[Collection entries]
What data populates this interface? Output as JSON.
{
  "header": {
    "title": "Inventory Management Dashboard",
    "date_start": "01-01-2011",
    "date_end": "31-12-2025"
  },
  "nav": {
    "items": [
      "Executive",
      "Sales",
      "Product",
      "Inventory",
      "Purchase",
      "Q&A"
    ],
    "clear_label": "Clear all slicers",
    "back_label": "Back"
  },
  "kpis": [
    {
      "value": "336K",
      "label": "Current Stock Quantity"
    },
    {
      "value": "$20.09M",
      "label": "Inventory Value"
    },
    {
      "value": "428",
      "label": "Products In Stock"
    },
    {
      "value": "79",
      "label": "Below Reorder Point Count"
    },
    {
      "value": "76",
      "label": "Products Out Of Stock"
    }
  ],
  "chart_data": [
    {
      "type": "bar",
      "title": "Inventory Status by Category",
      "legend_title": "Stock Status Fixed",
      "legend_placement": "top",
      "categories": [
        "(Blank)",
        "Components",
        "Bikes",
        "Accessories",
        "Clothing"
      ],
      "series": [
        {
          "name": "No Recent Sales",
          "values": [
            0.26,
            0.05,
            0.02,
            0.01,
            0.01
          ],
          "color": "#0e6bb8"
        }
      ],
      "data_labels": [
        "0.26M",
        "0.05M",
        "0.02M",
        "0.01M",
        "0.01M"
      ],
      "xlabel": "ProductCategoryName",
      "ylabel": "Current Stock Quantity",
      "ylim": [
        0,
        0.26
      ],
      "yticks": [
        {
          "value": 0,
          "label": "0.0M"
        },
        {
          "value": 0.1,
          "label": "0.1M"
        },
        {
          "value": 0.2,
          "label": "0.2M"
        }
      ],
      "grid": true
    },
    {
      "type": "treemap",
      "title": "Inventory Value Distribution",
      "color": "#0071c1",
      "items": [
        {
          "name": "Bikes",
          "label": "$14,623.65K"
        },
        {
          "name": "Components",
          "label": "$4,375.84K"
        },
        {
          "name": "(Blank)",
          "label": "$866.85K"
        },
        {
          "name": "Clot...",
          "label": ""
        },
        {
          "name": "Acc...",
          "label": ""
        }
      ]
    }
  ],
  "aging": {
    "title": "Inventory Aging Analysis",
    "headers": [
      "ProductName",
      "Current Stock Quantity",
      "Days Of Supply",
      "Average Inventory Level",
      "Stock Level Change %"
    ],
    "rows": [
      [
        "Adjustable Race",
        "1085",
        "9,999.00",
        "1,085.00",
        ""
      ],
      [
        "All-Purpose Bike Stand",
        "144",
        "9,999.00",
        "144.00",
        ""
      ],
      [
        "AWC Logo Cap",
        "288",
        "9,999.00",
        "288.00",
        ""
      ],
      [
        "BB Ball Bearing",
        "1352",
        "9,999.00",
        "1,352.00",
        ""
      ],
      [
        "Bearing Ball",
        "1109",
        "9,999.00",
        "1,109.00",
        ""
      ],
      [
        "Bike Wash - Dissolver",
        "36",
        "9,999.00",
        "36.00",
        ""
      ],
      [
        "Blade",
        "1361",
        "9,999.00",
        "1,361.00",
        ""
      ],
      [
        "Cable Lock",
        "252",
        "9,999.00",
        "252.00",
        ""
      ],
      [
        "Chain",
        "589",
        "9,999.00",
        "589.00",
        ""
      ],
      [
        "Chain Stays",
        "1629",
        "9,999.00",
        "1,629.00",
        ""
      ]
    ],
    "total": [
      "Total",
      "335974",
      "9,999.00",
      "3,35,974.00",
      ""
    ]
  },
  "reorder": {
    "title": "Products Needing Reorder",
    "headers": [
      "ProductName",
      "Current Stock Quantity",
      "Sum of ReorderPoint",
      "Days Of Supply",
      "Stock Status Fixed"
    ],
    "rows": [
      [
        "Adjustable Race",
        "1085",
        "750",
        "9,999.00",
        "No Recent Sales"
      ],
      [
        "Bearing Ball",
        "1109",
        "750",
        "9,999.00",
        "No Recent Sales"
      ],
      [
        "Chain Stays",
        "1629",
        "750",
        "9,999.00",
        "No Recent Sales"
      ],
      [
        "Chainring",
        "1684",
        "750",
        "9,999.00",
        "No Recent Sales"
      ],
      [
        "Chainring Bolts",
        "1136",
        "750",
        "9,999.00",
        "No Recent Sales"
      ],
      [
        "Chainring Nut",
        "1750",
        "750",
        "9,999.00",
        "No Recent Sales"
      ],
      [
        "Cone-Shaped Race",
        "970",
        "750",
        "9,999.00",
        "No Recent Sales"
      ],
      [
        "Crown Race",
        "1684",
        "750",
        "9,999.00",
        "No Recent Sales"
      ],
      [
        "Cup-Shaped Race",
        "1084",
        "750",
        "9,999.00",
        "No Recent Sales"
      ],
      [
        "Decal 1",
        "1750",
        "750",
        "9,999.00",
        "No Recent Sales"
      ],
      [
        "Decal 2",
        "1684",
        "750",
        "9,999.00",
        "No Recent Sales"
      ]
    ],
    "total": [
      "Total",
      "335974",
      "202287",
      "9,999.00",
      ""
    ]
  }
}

■ WRITTEN TASK
Print out every record again, exactly and in full.

■ FINISHED TASK
What data populates this interface? Output as JSON.
{
  "header": {
    "title": "Inventory Management Dashboard",
    "date_start": "01-01-2011",
    "date_end": "31-12-2025"
  },
  "nav": {
    "items": [
      "Executive",
      "Sales",
      "Product",
      "Inventory",
      "Purchase",
      "Q&A"
    ],
    "clear_label": "Clear all slicers",
    "back_label": "Back"
  },
  "kpis": [
    {
      "value": "336K",
      "label": "Current Stock Quantity"
    },
    {
      "value": "$20.09M",
      "label": "Inventory Value"
    },
    {
      "value": "428",
      "label": "Products In Stock"
    },
    {
      "value": "79",
      "label": "Below Reorder Point Count"
    },
    {
      "value": "76",
      "label": "Products Out Of Stock"
    }
  ],
  "chart_data": [
    {
      "type": "bar",
      "title": "Inventory Status by Category",
      "legend_title": "Stock Status Fixed",
      "legend_placement": "top",
      "categories": [
        "(Blank)",
        "Components",
        "Bikes",
        "Accessories",
        "Clothing"
      ],
      "series": [
        {
          "name": "No Recent Sales",
          "values": [
            0.26,
            0.05,
            0.02,
            0.01,
            0.01
          ],
          "color": "#0e6bb8"
        }
      ],
      "data_labels": [
        "0.26M",
        "0.05M",
        "0.02M",
        "0.01M",
        "0.01M"
      ],
      "xlabel": "ProductCategoryName",
      "ylabel": "Current Stock Quantity",
      "ylim": [
        0,
        0.26
      ],
      "yticks": [
        {
          "value": 0,
          "label": "0.0M"
        },
        {
          "value": 0.1,
          "label": "0.1M"
        },
        {
          "value": 0.2,
          "label": "0.2M"
        }
      ],
      "grid": true
    },
    {
      "type": "treemap",
      "title": "Inventory Value Distribution",
      "color": "#0071c1",
      "items": [
        {
          "name": "Bikes",
          "label": "$14,623.65K"
        },
        {
          "name": "Components",
          "label": "$4,375.84K"
        },
        {
          "name": "(Blank)",
          "label": "$866.85K"
        },
        {
          "name": "Clot...",
          "label": ""
        },
        {
          "name": "Acc...",
          "label": ""
        }
      ]
    }
  ],
  "aging": {
    "title": "Inventory Aging Analysis",
    "headers": [
      "ProductName",
      "Current Stock Quantity",
      "Days Of Supply",
      "Average Inventory Level",
      "Stock Level Change %"
    ],
    "rows": [
      [
        "Adjustable Race",
        "1085",
        "9,999.00",
        "1,085.00",
        ""
      ],
      [
        "All-Purpose Bike Stand",
        "144",
        "9,999.00",
        "144.00",
        ""
      ],
      [
        "AWC Logo Cap",
        "288",
        "9,999.00",
        "288.00",
        ""
      ],
      [
        "BB Ball Bearing",
        "1352",
        "9,999.00",
        "1,352.00",
        ""
      ],
      [
        "Bearing Ball",
        "1109",
        "9,999.00",
        "1,109.00",
        ""
      ],
      [
        "Bike Wash - Dissolver",
        "36",
        "9,999.00",
        "36.00",
        ""
      ],
      [
        "Blade",
        "1361",
        "9,999.00",
        "1,361.00",
        ""
      ],
      [
        "Cable Lock",
        "252",
        "9,999.00",
        "252.00",
        ""
      ],
      [
        "Chain",
        "589",
        "9,999.00",
        "589.00",
        ""
      ],
      [
        "Chain Stays",
        "1629",
        "9,999.00",
        "1,629.00",
        ""
      ]
    ],
    "total": [
      "Total",
      "335974",
      "9,999.00",
      "3,35,974.00",
      ""
    ]
  },
  "reorder": {
    "title": "Products Needing Reorder",
    "headers": [
      "ProductName",
      "Current Stock Quantity",
      "Sum of ReorderPoint",
      "Days Of Supply",
      "Stock Status Fixed"
    ],
    "rows": [
      [
        "Adjustable Race",
        "1085",
        "750",
        "9,999.00",
        "No Recent Sales"
      ],
      [
        "Bearing Ball",
        "1109",
        "750",
        "9,999.00",
        "No Recent Sales"
      ],
      [
        "Chain Stays",
        "1629",
        "750",
        "9,999.00",
        "No Recent Sales"
      ],
      [
        "Chainring",
        "1684",
        "750",
        "9,999.00",
        "No Recent Sales"
      ],
      [
        "Chainring Bolts",
        "1136",
        "750",
        "9,999.00",
        "No Recent Sales"
      ],
      [
        "Chainring Nut",
        "1750",
        "750",
        "9,999.00",
        "No Recent Sales"
      ],
      [
        "Cone-Shaped Race",
        "970",
        "750",
        "9,999.00",
        "No Recent Sales"
      ],
      [
        "Crown Race",
        "1684",
        "750",
        "9,999.00",
        "No Recent Sales"
      ],
      [
        "Cup-Shaped Race",
        "1084",
        "750",
        "9,999.00",
        "No Recent Sales"
      ],
      [
        "Decal 1",
        "1750",
        "750",
        "9,999.00",
        "No Recent Sales"
      ],
      [
        "Decal 2",
        "1684",
        "750",
        "9,999.00",
        "No Recent Sales"
      ]
    ],
    "total": [
      "Total",
      "335974",
      "202287",
      "9,999.00",
      ""
    ]
  }
}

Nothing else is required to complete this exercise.